* Written instruction
Write the data out again, character for character, with no images.

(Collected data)
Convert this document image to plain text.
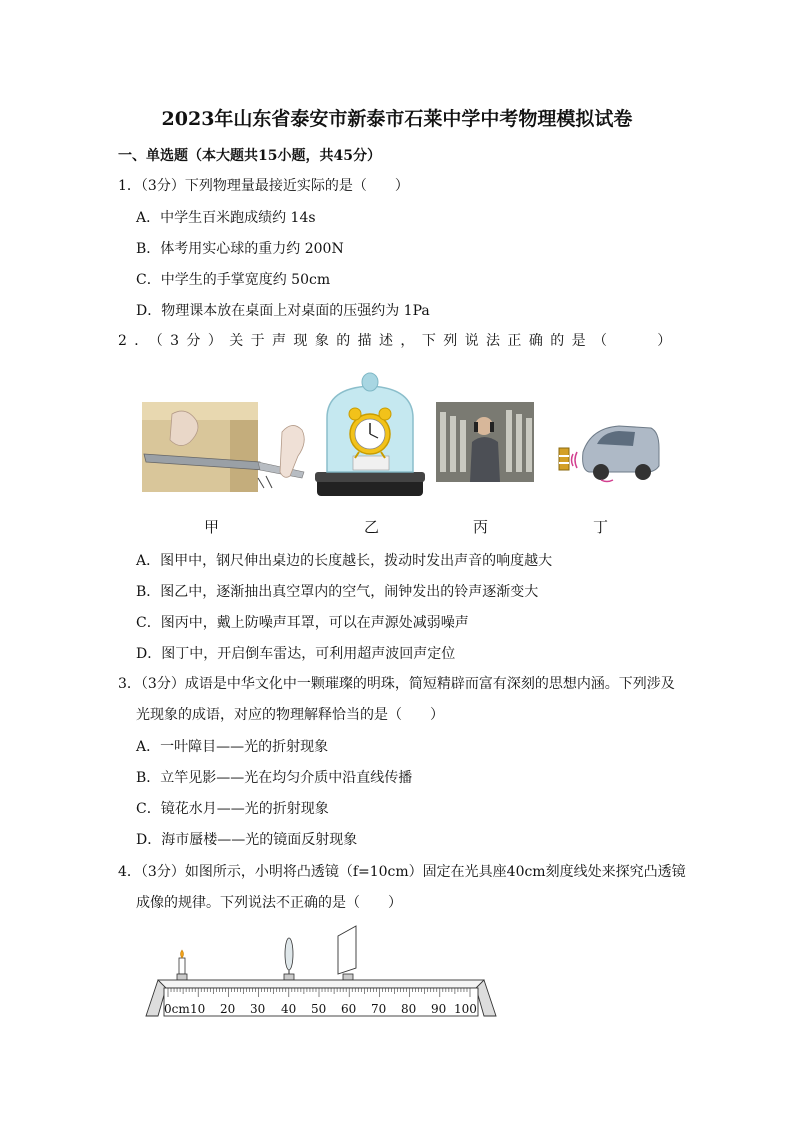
2023年山东省泰安市新泰市石莱中学中考物理模拟试卷
一、单选题（本大题共15小题，共45分）
1．（3分）下列物理量最接近实际的是（　　）
A．中学生百米跑成绩约 14s
B．体考用实心球的重力约 200N
C．中学生的手掌宽度约 50cm
D．物理课本放在桌面上对桌面的压强约为 1Pa
2．（3分）关于声现象的描述，下列说法正确的是（　　）
甲	乙	丙	丁
A．图甲中，钢尺伸出桌边的长度越长，拨动时发出声音的响度越大
B．图乙中，逐渐抽出真空罩内的空气，闹钟发出的铃声逐渐变大
C．图丙中，戴上防噪声耳罩，可以在声源处减弱噪声
D．图丁中，开启倒车雷达，可利用超声波回声定位
3．（3分）成语是中华文化中一颗璀璨的明珠，简短精辟而富有深刻的思想内涵。下列涉及
光现象的成语，对应的物理解释恰当的是（　　）
A．一叶障目——光的折射现象
B．立竿见影——光在均匀介质中沿直线传播
C．镜花水月——光的折射现象
D．海市蜃楼——光的镜面反射现象
4．（3分）如图所示，小明将凸透镜（f=10cm）固定在光具座40cm刻度线处来探究凸透镜
成像的规律。下列说法不正确的是（　　）
0cm 10 20 30 40 50 60 70 80 90 100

* Answer
Convert this document image to plain text.
2023年山东省泰安市新泰市石莱中学中考物理模拟试卷
一、单选题（本大题共15小题，共45分）
1．（3分）下列物理量最接近实际的是（　　）
A．中学生百米跑成绩约 14s
B．体考用实心球的重力约 200N
C．中学生的手掌宽度约 50cm
D．物理课本放在桌面上对桌面的压强约为 1Pa
2．（3分）关于声现象的描述，下列说法正确的是（　　）
甲	乙	丙	丁
A．图甲中，钢尺伸出桌边的长度越长，拨动时发出声音的响度越大
B．图乙中，逐渐抽出真空罩内的空气，闹钟发出的铃声逐渐变大
C．图丙中，戴上防噪声耳罩，可以在声源处减弱噪声
D．图丁中，开启倒车雷达，可利用超声波回声定位
3．（3分）成语是中华文化中一颗璀璨的明珠，简短精辟而富有深刻的思想内涵。下列涉及
光现象的成语，对应的物理解释恰当的是（　　）
A．一叶障目——光的折射现象
B．立竿见影——光在均匀介质中沿直线传播
C．镜花水月——光的折射现象
D．海市蜃楼——光的镜面反射现象
4．（3分）如图所示，小明将凸透镜（f=10cm）固定在光具座40cm刻度线处来探究凸透镜
成像的规律。下列说法不正确的是（　　）
0cm 10 20 30 40 50 60 70 80 90 100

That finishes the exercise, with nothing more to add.